§ Raw data:
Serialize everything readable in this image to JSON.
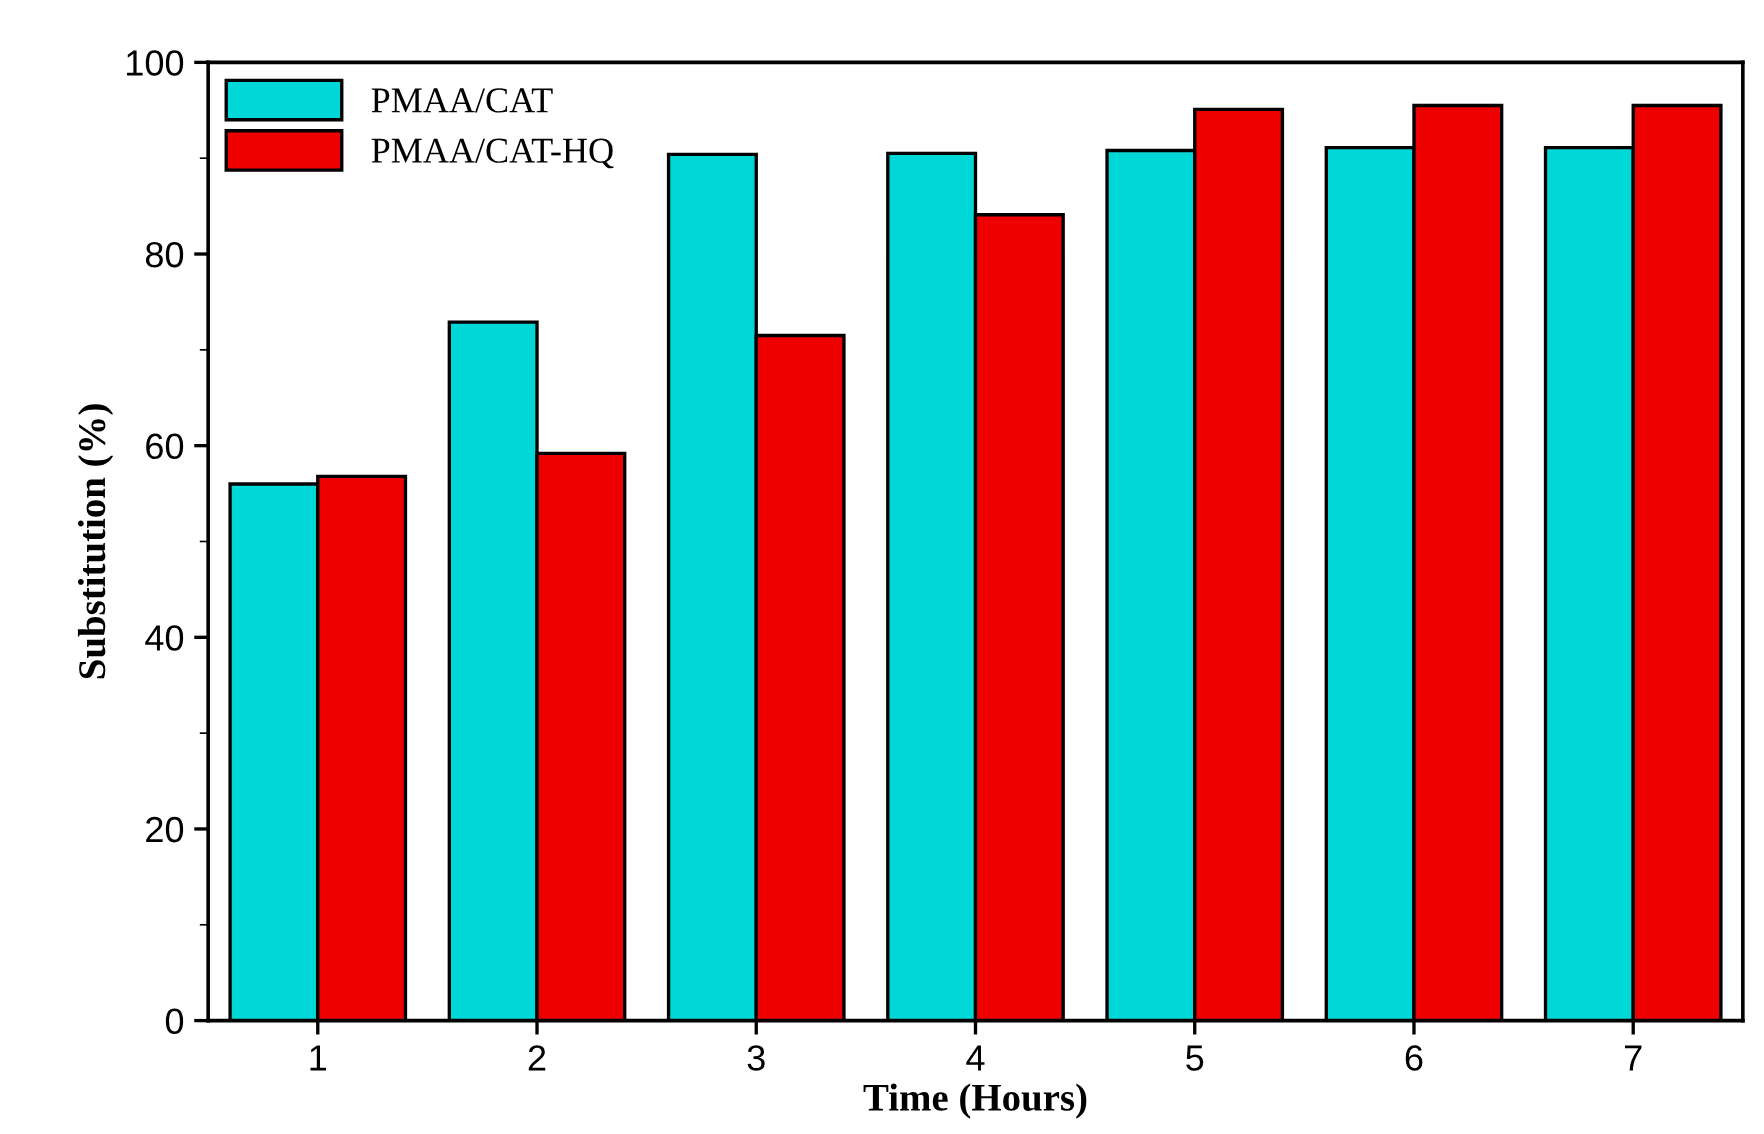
{
  "chart_data": {
    "type": "bar",
    "xlabel": "Time (Hours)",
    "ylabel": "Substitution (%)",
    "x": [
      1,
      2,
      3,
      4,
      5,
      6,
      7
    ],
    "series": [
      {
        "name": "PMAA/CAT",
        "color": "#00d8d8",
        "values": [
          56.0,
          72.9,
          90.4,
          90.5,
          90.8,
          91.1,
          91.1
        ]
      },
      {
        "name": "PMAA/CAT-HQ",
        "color": "#ee0000",
        "values": [
          56.8,
          59.2,
          71.5,
          84.1,
          95.1,
          95.5,
          95.5
        ]
      }
    ],
    "xlim": [
      0.5,
      7.5
    ],
    "xticks": [
      1,
      2,
      3,
      4,
      5,
      6,
      7
    ],
    "ylim": [
      0,
      100
    ],
    "yticks": [
      0,
      20,
      40,
      60,
      80,
      100
    ],
    "grid": false,
    "legend": "top left"
  }
}
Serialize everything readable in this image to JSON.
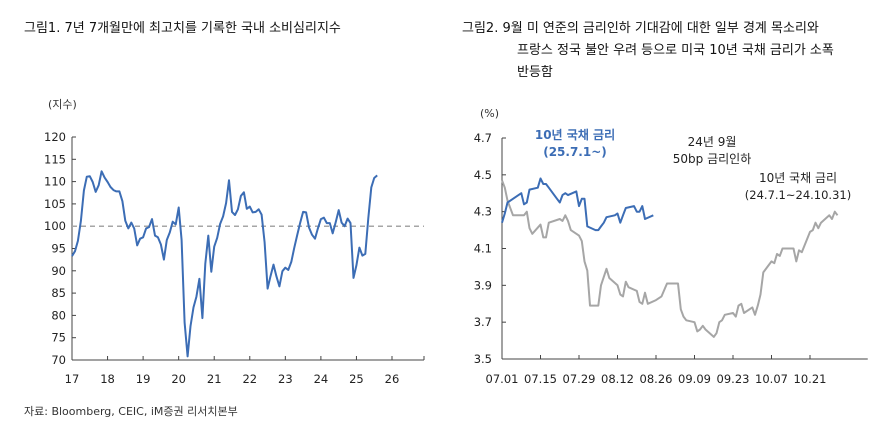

§ Task goal:
Retype every record above exactly as written, but leave out the pictures.

§ Expected answer:
Serialize everything readable in this image to JSON.
{
  "chart_data": {
    "type": "bar",
    "xlabel": "Time (Hours)",
    "ylabel": "Substitution (%)",
    "x": [
      1,
      2,
      3,
      4,
      5,
      6,
      7
    ],
    "series": [
      {
        "name": "PMAA/CAT",
        "color": "#00d8d8",
        "values": [
          56.0,
          72.9,
          90.4,
          90.5,
          90.8,
          91.1,
          91.1
        ]
      },
      {
        "name": "PMAA/CAT-HQ",
        "color": "#ee0000",
        "values": [
          56.8,
          59.2,
          71.5,
          84.1,
          95.1,
          95.5,
          95.5
        ]
      }
    ],
    "xlim": [
      0.5,
      7.5
    ],
    "xticks": [
      1,
      2,
      3,
      4,
      5,
      6,
      7
    ],
    "ylim": [
      0,
      100
    ],
    "yticks": [
      0,
      20,
      40,
      60,
      80,
      100
    ],
    "grid": false,
    "legend": "top left"
  }
}
Serialize everything readable in this image to JSON.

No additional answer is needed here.